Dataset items
::::

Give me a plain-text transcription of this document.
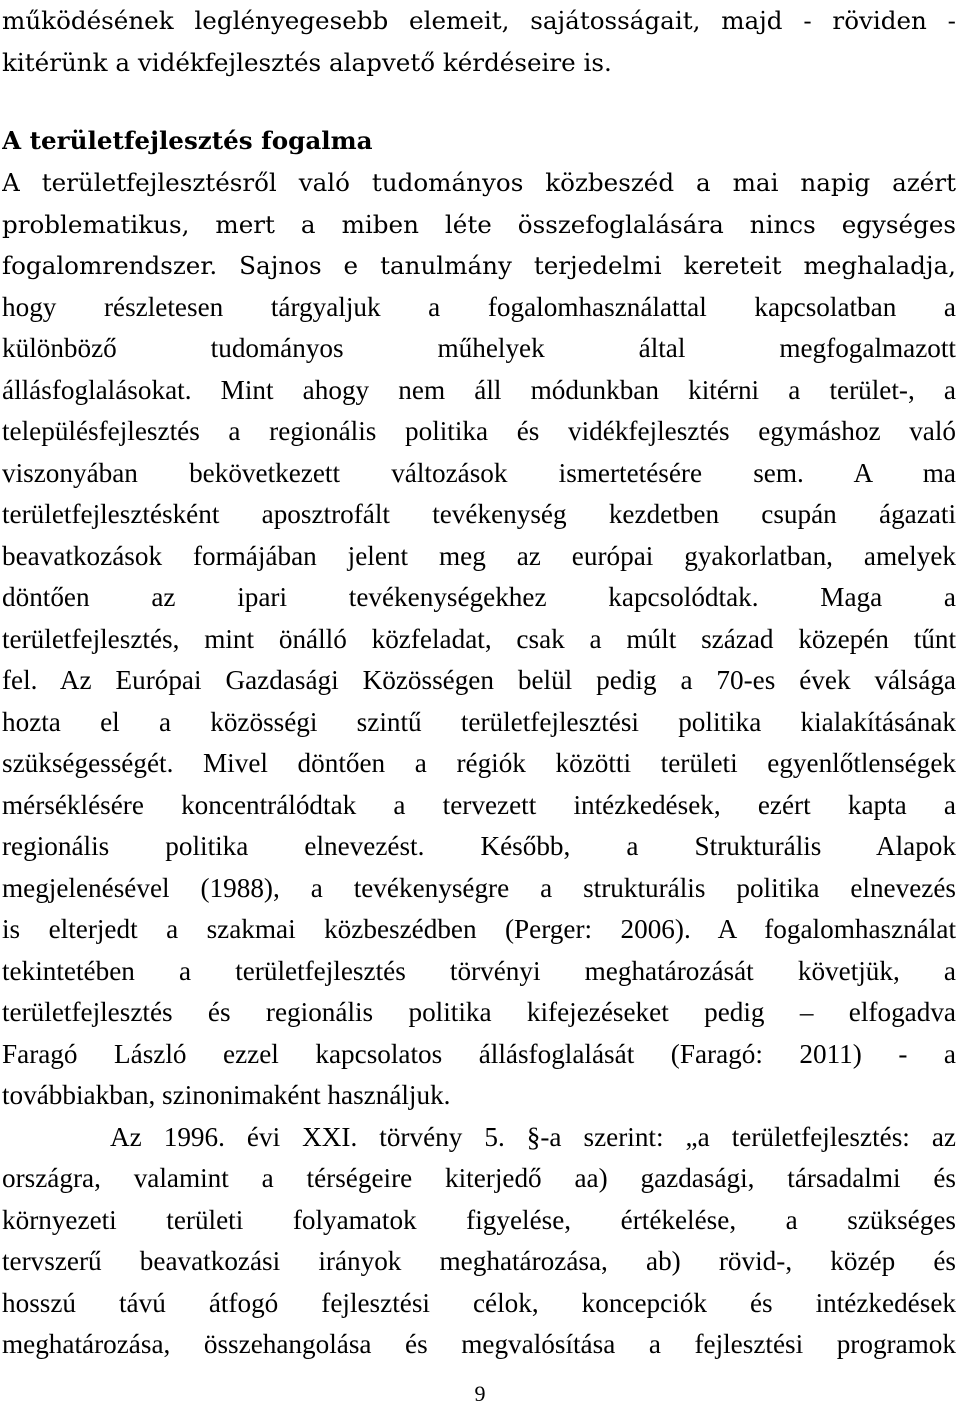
működésének leglényegesebb elemeit, sajátosságait, majd - röviden -
kitérünk a vidékfejlesztés alapvető kérdéseire is.
A területfejlesztés fogalma
A területfejlesztésről való tudományos közbeszéd a mai napig azért
problematikus, mert a miben léte összefoglalására nincs egységes
fogalomrendszer. Sajnos e tanulmány terjedelmi kereteit meghaladja,
hogy részletesen tárgyaljuk a fogalomhasználattal kapcsolatban a
különböző tudományos műhelyek által megfogalmazott
állásfoglalásokat. Mint ahogy nem áll módunkban kitérni a terület-, a
településfejlesztés a regionális politika és vidékfejlesztés egymáshoz való
viszonyában bekövetkezett változások ismertetésére sem. A ma
területfejlesztésként aposztrofált tevékenység kezdetben csupán ágazati
beavatkozások formájában jelent meg az európai gyakorlatban, amelyek
döntően az ipari tevékenységekhez kapcsolódtak. Maga a
területfejlesztés, mint önálló közfeladat, csak a múlt század közepén tűnt
fel. Az Európai Gazdasági Közösségen belül pedig a 70-es évek válsága
hozta el a közösségi szintű területfejlesztési politika kialakításának
szükségességét. Mivel döntően a régiók közötti területi egyenlőtlenségek
mérséklésére koncentrálódtak a tervezett intézkedések, ezért kapta a
regionális politika elnevezést. Később, a Strukturális Alapok
megjelenésével (1988), a tevékenységre a strukturális politika elnevezés
is elterjedt a szakmai közbeszédben (Perger: 2006). A fogalomhasználat
tekintetében a területfejlesztés törvényi meghatározását követjük, a
területfejlesztés és regionális politika kifejezéseket pedig – elfogadva
Faragó László ezzel kapcsolatos állásfoglalását (Faragó: 2011) - a
továbbiakban, szinonimaként használjuk.
Az 1996. évi XXI. törvény 5. §-a szerint: „a területfejlesztés: az
országra, valamint a térségeire kiterjedő aa) gazdasági, társadalmi és
környezeti területi folyamatok figyelése, értékelése, a szükséges
tervszerű beavatkozási irányok meghatározása, ab) rövid-, közép és
hosszú távú átfogó fejlesztési célok, koncepciók és intézkedések
meghatározása, összehangolása és megvalósítása a fejlesztési programok
9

::::

- Goal
Give back all entries exactly. No pictures belong in the copy.

- Result
Give me a plain-text transcription of this document.
működésének leglényegesebb elemeit, sajátosságait, majd - röviden -
kitérünk a vidékfejlesztés alapvető kérdéseire is.
A területfejlesztés fogalma
A területfejlesztésről való tudományos közbeszéd a mai napig azért
problematikus, mert a miben léte összefoglalására nincs egységes
fogalomrendszer. Sajnos e tanulmány terjedelmi kereteit meghaladja,
hogy részletesen tárgyaljuk a fogalomhasználattal kapcsolatban a
különböző tudományos műhelyek által megfogalmazott
állásfoglalásokat. Mint ahogy nem áll módunkban kitérni a terület-, a
településfejlesztés a regionális politika és vidékfejlesztés egymáshoz való
viszonyában bekövetkezett változások ismertetésére sem. A ma
területfejlesztésként aposztrofált tevékenység kezdetben csupán ágazati
beavatkozások formájában jelent meg az európai gyakorlatban, amelyek
döntően az ipari tevékenységekhez kapcsolódtak. Maga a
területfejlesztés, mint önálló közfeladat, csak a múlt század közepén tűnt
fel. Az Európai Gazdasági Közösségen belül pedig a 70-es évek válsága
hozta el a közösségi szintű területfejlesztési politika kialakításának
szükségességét. Mivel döntően a régiók közötti területi egyenlőtlenségek
mérséklésére koncentrálódtak a tervezett intézkedések, ezért kapta a
regionális politika elnevezést. Később, a Strukturális Alapok
megjelenésével (1988), a tevékenységre a strukturális politika elnevezés
is elterjedt a szakmai közbeszédben (Perger: 2006). A fogalomhasználat
tekintetében a területfejlesztés törvényi meghatározását követjük, a
területfejlesztés és regionális politika kifejezéseket pedig – elfogadva
Faragó László ezzel kapcsolatos állásfoglalását (Faragó: 2011) - a
továbbiakban, szinonimaként használjuk.
Az 1996. évi XXI. törvény 5. §-a szerint: „a területfejlesztés: az
országra, valamint a térségeire kiterjedő aa) gazdasági, társadalmi és
környezeti területi folyamatok figyelése, értékelése, a szükséges
tervszerű beavatkozási irányok meghatározása, ab) rövid-, közép és
hosszú távú átfogó fejlesztési célok, koncepciók és intézkedések
meghatározása, összehangolása és megvalósítása a fejlesztési programok
9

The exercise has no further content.